BRIEF: Copy every record below, exactly as written.

(Records from a data collection)
──────────────────────────────

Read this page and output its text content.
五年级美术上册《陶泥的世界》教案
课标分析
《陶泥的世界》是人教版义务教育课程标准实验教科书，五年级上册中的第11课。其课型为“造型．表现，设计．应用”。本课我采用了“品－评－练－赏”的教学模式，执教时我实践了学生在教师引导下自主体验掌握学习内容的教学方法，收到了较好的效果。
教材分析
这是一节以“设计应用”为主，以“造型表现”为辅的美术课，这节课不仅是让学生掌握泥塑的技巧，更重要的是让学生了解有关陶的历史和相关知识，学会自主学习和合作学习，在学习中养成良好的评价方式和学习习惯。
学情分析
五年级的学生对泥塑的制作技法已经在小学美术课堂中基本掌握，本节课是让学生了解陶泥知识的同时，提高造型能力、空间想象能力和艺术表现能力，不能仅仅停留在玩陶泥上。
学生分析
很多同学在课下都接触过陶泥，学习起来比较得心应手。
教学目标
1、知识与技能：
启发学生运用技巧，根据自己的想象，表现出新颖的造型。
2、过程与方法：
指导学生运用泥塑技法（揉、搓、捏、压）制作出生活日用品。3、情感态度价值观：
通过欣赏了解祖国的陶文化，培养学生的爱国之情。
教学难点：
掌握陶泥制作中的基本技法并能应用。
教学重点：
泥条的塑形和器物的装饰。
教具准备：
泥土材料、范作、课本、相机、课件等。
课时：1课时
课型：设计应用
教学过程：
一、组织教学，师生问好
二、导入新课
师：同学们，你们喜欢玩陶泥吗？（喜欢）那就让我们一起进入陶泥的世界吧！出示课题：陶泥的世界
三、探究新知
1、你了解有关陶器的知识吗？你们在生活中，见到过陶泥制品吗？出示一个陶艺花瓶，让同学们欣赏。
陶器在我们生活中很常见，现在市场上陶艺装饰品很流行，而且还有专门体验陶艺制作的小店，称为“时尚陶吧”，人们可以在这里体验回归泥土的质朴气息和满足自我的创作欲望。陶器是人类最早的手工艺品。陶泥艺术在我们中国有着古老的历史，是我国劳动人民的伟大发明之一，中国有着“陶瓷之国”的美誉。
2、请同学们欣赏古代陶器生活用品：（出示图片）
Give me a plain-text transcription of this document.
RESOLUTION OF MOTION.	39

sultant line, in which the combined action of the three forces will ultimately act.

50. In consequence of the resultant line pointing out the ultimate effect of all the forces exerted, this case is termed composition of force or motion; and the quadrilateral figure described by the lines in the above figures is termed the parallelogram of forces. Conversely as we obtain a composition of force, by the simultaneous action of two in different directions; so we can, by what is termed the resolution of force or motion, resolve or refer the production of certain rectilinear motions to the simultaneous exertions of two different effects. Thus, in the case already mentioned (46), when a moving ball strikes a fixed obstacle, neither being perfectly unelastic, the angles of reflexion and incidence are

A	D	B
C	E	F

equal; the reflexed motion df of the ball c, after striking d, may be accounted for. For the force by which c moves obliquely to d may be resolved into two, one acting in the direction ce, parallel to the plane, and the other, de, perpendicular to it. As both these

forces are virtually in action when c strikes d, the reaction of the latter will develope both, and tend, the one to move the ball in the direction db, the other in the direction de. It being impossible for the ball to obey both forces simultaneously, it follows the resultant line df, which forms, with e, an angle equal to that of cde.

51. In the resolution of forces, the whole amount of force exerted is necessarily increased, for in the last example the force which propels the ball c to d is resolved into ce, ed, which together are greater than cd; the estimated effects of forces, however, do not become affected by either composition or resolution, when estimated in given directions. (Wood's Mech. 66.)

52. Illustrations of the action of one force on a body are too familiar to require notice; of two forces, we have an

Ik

──────────────────────────────

REPLY:
Read this page and output its text content.
五年级美术上册《陶泥的世界》教案
课标分析
《陶泥的世界》是人教版义务教育课程标准实验教科书，五年级上册中的第11课。其课型为“造型．表现，设计．应用”。本课我采用了“品－评－练－赏”的教学模式，执教时我实践了学生在教师引导下自主体验掌握学习内容的教学方法，收到了较好的效果。
教材分析
这是一节以“设计应用”为主，以“造型表现”为辅的美术课，这节课不仅是让学生掌握泥塑的技巧，更重要的是让学生了解有关陶的历史和相关知识，学会自主学习和合作学习，在学习中养成良好的评价方式和学习习惯。
学情分析
五年级的学生对泥塑的制作技法已经在小学美术课堂中基本掌握，本节课是让学生了解陶泥知识的同时，提高造型能力、空间想象能力和艺术表现能力，不能仅仅停留在玩陶泥上。
学生分析
很多同学在课下都接触过陶泥，学习起来比较得心应手。
教学目标
1、知识与技能：
启发学生运用技巧，根据自己的想象，表现出新颖的造型。
2、过程与方法：
指导学生运用泥塑技法（揉、搓、捏、压）制作出生活日用品。3、情感态度价值观：
通过欣赏了解祖国的陶文化，培养学生的爱国之情。
教学难点：
掌握陶泥制作中的基本技法并能应用。
教学重点：
泥条的塑形和器物的装饰。
教具准备：
泥土材料、范作、课本、相机、课件等。
课时：1课时
课型：设计应用
教学过程：
一、组织教学，师生问好
二、导入新课
师：同学们，你们喜欢玩陶泥吗？（喜欢）那就让我们一起进入陶泥的世界吧！出示课题：陶泥的世界
三、探究新知
1、你了解有关陶器的知识吗？你们在生活中，见到过陶泥制品吗？出示一个陶艺花瓶，让同学们欣赏。
陶器在我们生活中很常见，现在市场上陶艺装饰品很流行，而且还有专门体验陶艺制作的小店，称为“时尚陶吧”，人们可以在这里体验回归泥土的质朴气息和满足自我的创作欲望。陶器是人类最早的手工艺品。陶泥艺术在我们中国有着古老的历史，是我国劳动人民的伟大发明之一，中国有着“陶瓷之国”的美誉。
2、请同学们欣赏古代陶器生活用品：（出示图片）
Give me a plain-text transcription of this document.
RESOLUTION OF MOTION.	39

sultant line, in which the combined action of the three forces will ultimately act.

50. In consequence of the resultant line pointing out the ultimate effect of all the forces exerted, this case is termed composition of force or motion; and the quadrilateral figure described by the lines in the above figures is termed the parallelogram of forces. Conversely as we obtain a composition of force, by the simultaneous action of two in different directions; so we can, by what is termed the resolution of force or motion, resolve or refer the production of certain rectilinear motions to the simultaneous exertions of two different effects. Thus, in the case already mentioned (46), when a moving ball strikes a fixed obstacle, neither being perfectly unelastic, the angles of reflexion and incidence are

A	D	B
C	E	F

equal; the reflexed motion df of the ball c, after striking d, may be accounted for. For the force by which c moves obliquely to d may be resolved into two, one acting in the direction ce, parallel to the plane, and the other, de, perpendicular to it. As both these

forces are virtually in action when c strikes d, the reaction of the latter will develope both, and tend, the one to move the ball in the direction db, the other in the direction de. It being impossible for the ball to obey both forces simultaneously, it follows the resultant line df, which forms, with e, an angle equal to that of cde.

51. In the resolution of forces, the whole amount of force exerted is necessarily increased, for in the last example the force which propels the ball c to d is resolved into ce, ed, which together are greater than cd; the estimated effects of forces, however, do not become affected by either composition or resolution, when estimated in given directions. (Wood's Mech. 66.)

52. Illustrations of the action of one force on a body are too familiar to require notice; of two forces, we have an

Ik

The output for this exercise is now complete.